--- START RECORDS PROVIDED ---

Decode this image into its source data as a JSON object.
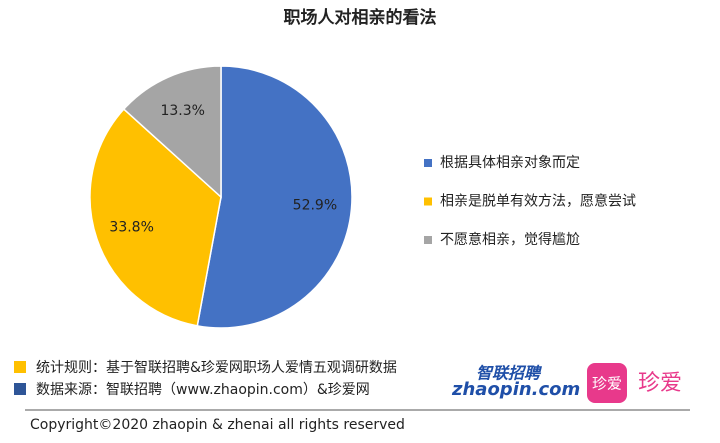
{
  "chart_data": {
    "type": "pie",
    "title": "职场人对相亲的看法",
    "categories": [
      "根据具体相亲对象而定",
      "相亲是脱单有效方法，愿意尝试",
      "不愿意相亲，觉得尴尬"
    ],
    "values": [
      52.9,
      33.8,
      13.3
    ],
    "value_labels": [
      "52.9%",
      "33.8%",
      "13.3%"
    ],
    "colors": [
      "#4472c4",
      "#ffc000",
      "#a5a5a5"
    ],
    "legend": "right"
  },
  "footer": {
    "notes": [
      "统计规则：基于智联招聘&珍爱网职场人爱情五观调研数据",
      "数据来源：智联招聘（www.zhaopin.com）&珍爱网"
    ],
    "logos": [
      "智联招聘",
      "zhaopin.com",
      "珍爱",
      "珍爱"
    ],
    "copyright": "Copyright©2020 zhaopin & zhenai  all rights reserved"
  }
}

--- END RECORDS PROVIDED ---

INSTRUCTIONS FOR THE TASK:
Write the listing out a second time exactly, dropping all images.

FULL OUTPUT:
Decode this image into its source data as a JSON object.
{
  "chart_data": {
    "type": "pie",
    "title": "职场人对相亲的看法",
    "categories": [
      "根据具体相亲对象而定",
      "相亲是脱单有效方法，愿意尝试",
      "不愿意相亲，觉得尴尬"
    ],
    "values": [
      52.9,
      33.8,
      13.3
    ],
    "value_labels": [
      "52.9%",
      "33.8%",
      "13.3%"
    ],
    "colors": [
      "#4472c4",
      "#ffc000",
      "#a5a5a5"
    ],
    "legend": "right"
  },
  "footer": {
    "notes": [
      "统计规则：基于智联招聘&珍爱网职场人爱情五观调研数据",
      "数据来源：智联招聘（www.zhaopin.com）&珍爱网"
    ],
    "logos": [
      "智联招聘",
      "zhaopin.com",
      "珍爱",
      "珍爱"
    ],
    "copyright": "Copyright©2020 zhaopin & zhenai  all rights reserved"
  }
}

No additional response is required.